§ Direction
In the data below, find each line containing the string "vasos" and return it.

#### Working data

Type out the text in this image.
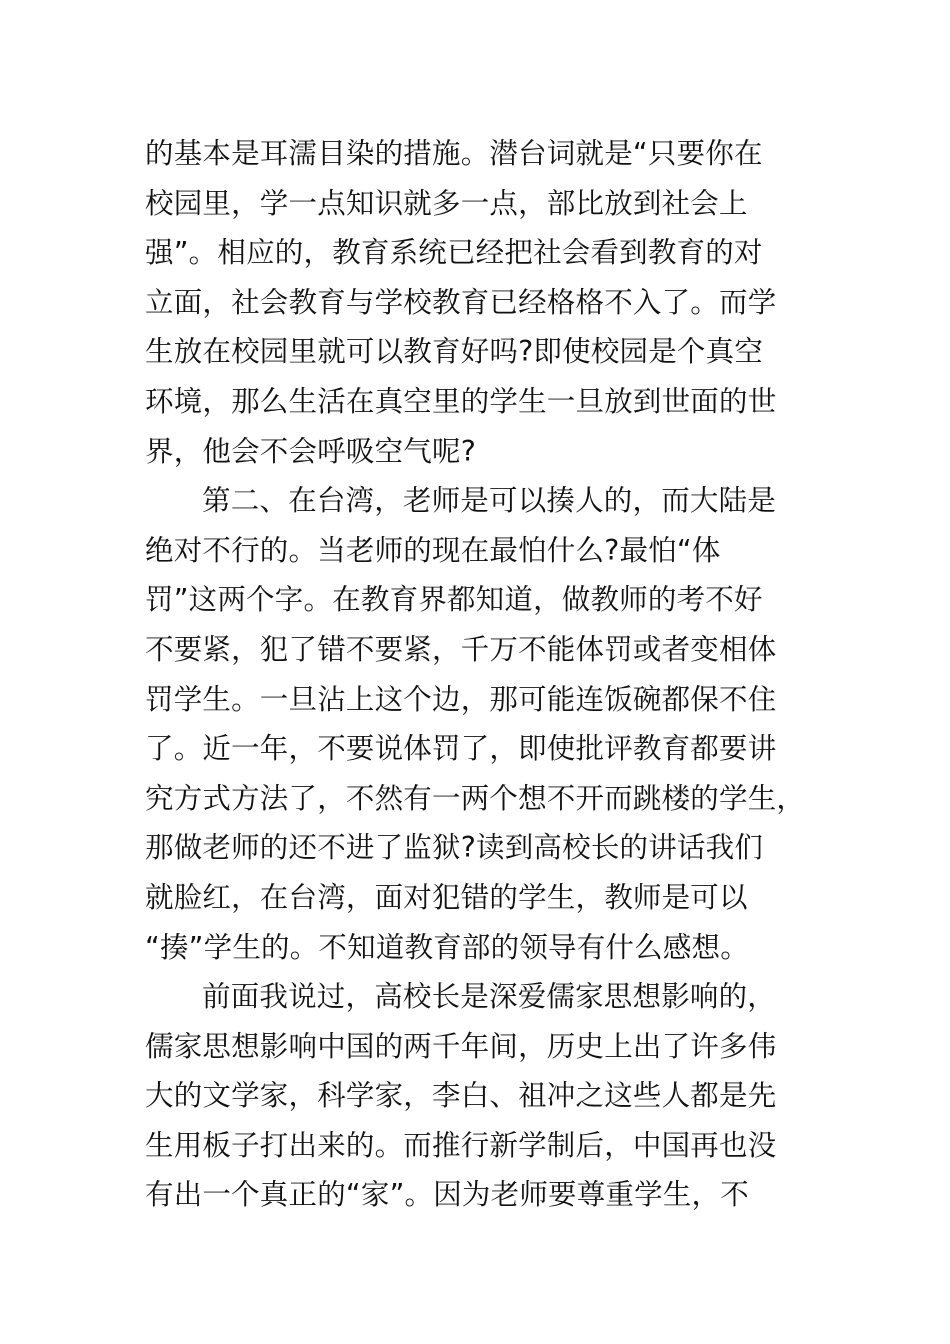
的基本是耳濡目染的措施。潜台词就是“只要你在
校园里，学一点知识就多一点，部比放到社会上
强”。相应的，教育系统已经把社会看到教育的对
立面，社会教育与学校教育已经格格不入了。而学
生放在校园里就可以教育好吗?即使校园是个真空
环境，那么生活在真空里的学生一旦放到世面的世
界，他会不会呼吸空气呢?
第二、在台湾，老师是可以揍人的，而大陆是
绝对不行的。当老师的现在最怕什么?最怕“体
罚”这两个字。在教育界都知道，做教师的考不好
不要紧，犯了错不要紧，千万不能体罚或者变相体
罚学生。一旦沾上这个边，那可能连饭碗都保不住
了。近一年，不要说体罚了，即使批评教育都要讲
究方式方法了，不然有一两个想不开而跳楼的学生，
那做老师的还不进了监狱?读到高校长的讲话我们
就脸红，在台湾，面对犯错的学生，教师是可以
“揍”学生的。不知道教育部的领导有什么感想。
前面我说过，高校长是深爱儒家思想影响的，
儒家思想影响中国的两千年间，历史上出了许多伟
大的文学家，科学家，李白、祖冲之这些人都是先
生用板子打出来的。而推行新学制后，中国再也没
有出一个真正的“家”。因为老师要尊重学生，不
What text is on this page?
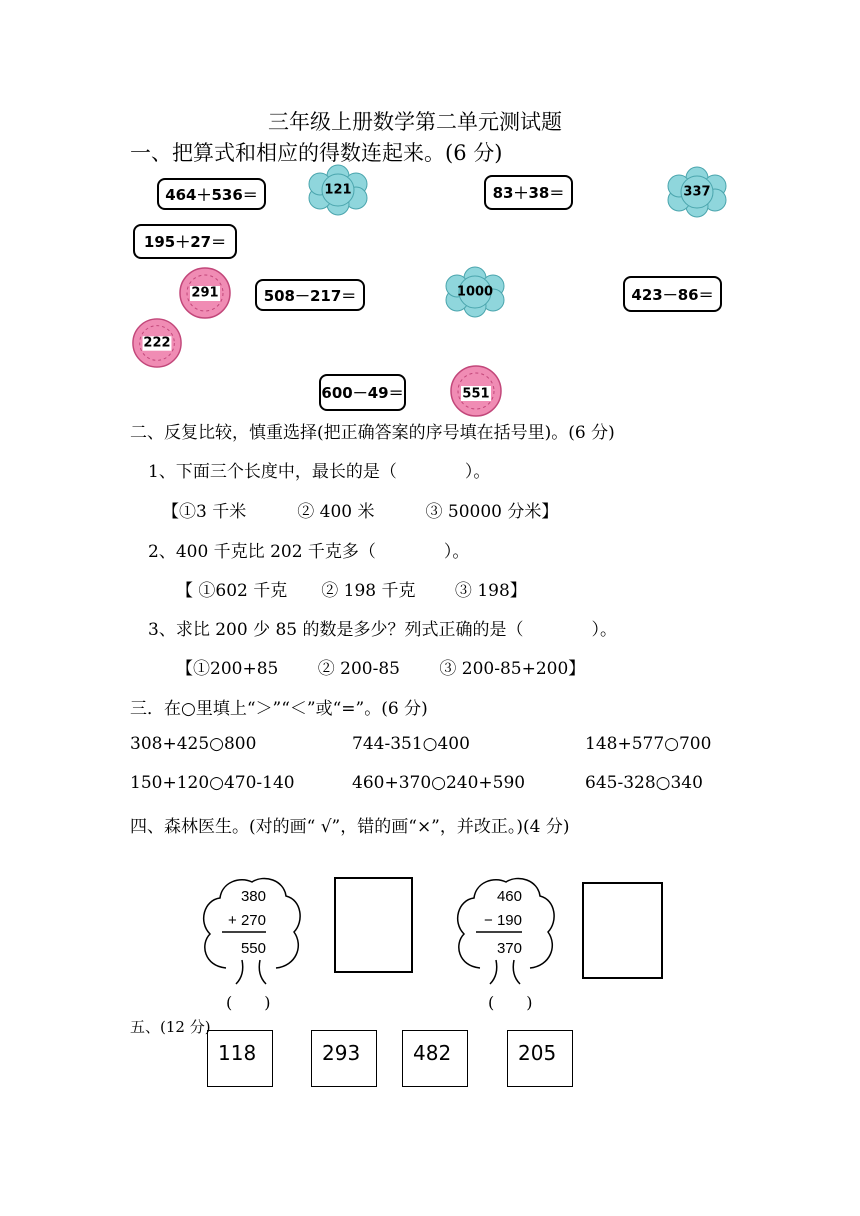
三年级上册数学第二单元测试题
一、把算式和相应的得数连起来。(6 分)
464＋536＝	83＋38＝
195＋27＝
508－217＝	423－86＝
600－49＝
121	337
1000
291
222
551
二、反复比较，慎重选择(把正确答案的序号填在括号里)。(6 分)
1、下面三个长度中，最长的是（　　　　）。
【①3 千米　　　② 400 米　　　③ 50000 分米】
2、400 千克比 202 千克多（　　　　）。
【 ①602 千克　　② 198 千克　　 ③ 198】
3、求比 200 少 85 的数是多少？列式正确的是（　　　　）。
【①200+85　　 ② 200-85　　 ③ 200-85+200】
三．在○里填上“＞”“＜”或“=”。(6 分)
308+425○800	744-351○400	148+577○700
150+120○470-140	460+370○240+590	645-328○340
四、森林医生。(对的画“ √”，错的画“×”，并改正。)(4 分)
380
+ 270
550
(　　)
460
− 190
370
(　　)
五、(12 分)
118	293	482	205
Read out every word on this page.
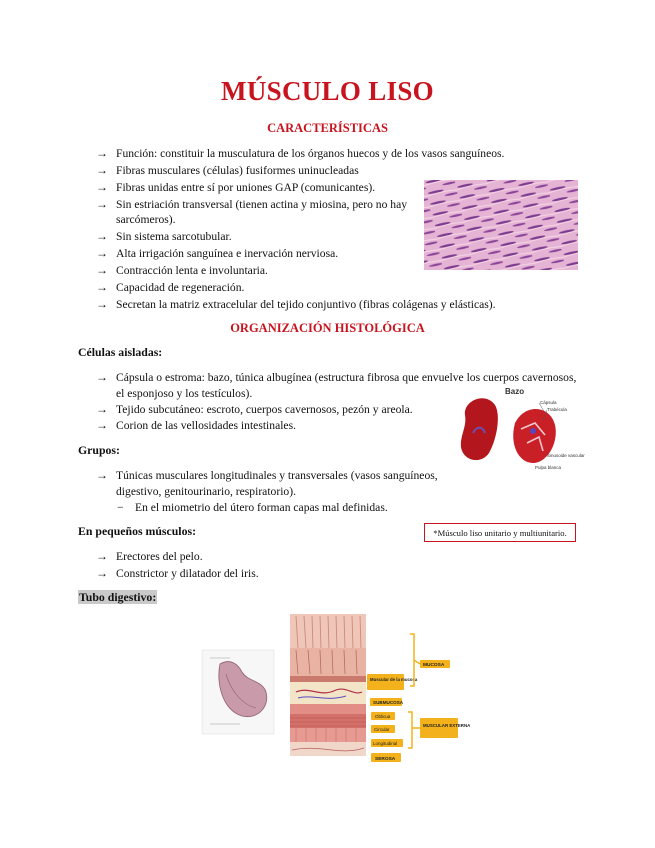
MÚSCULO LISO
CARACTERÍSTICAS
→ Función: constituir la musculatura de los órganos huecos y de los vasos sanguíneos.
→ Fibras musculares (células) fusiformes uninucleadas
→ Fibras unidas entre sí por uniones GAP (comunicantes).
→ Sin estriación transversal (tienen actina y miosina, pero no hay
sarcómeros).
→ Sin sistema sarcotubular.
→ Alta irrigación sanguínea e inervación nerviosa.
→ Contracción lenta e involuntaria.
→ Capacidad de regeneración.
→ Secretan la matriz extracelular del tejido conjuntivo (fibras colágenas y elásticas).
ORGANIZACIÓN HISTOLÓGICA
Células aisladas:
→ Cápsula o estroma: bazo, túnica albugínea (estructura fibrosa que envuelve los cuerpos cavernosos,
el esponjoso y los testículos).
→ Tejido subcutáneo: escroto, cuerpos cavernosos, pezón y areola.
→ Corion de las vellosidades intestinales.
Bazo
Cápsula
Trabécula
Sinusoide vascular
Pulpa blanca
Grupos:
→ Túnicas musculares longitudinales y transversales (vasos sanguíneos,
digestivo, genitourinario, respiratorio).
− En el miometrio del útero forman capas mal definidas.
*Músculo liso unitario y multiunitario.
En pequeños músculos:
→ Erectores del pelo.
→ Constrictor y dilatador del iris.
Tubo digestivo:
Muscular de la mucosa
SUBMUCOSA
Oblicua
Circular
Longitudinal
SEROSA
MUCOSA
MUSCULAR EXTERNA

########

§ Written answer
→ Función: constituir la musculatura de los órganos huecos y de los vasos sanguíneos.
→ Túnicas musculares longitudinales y transversales (vasos sanguíneos,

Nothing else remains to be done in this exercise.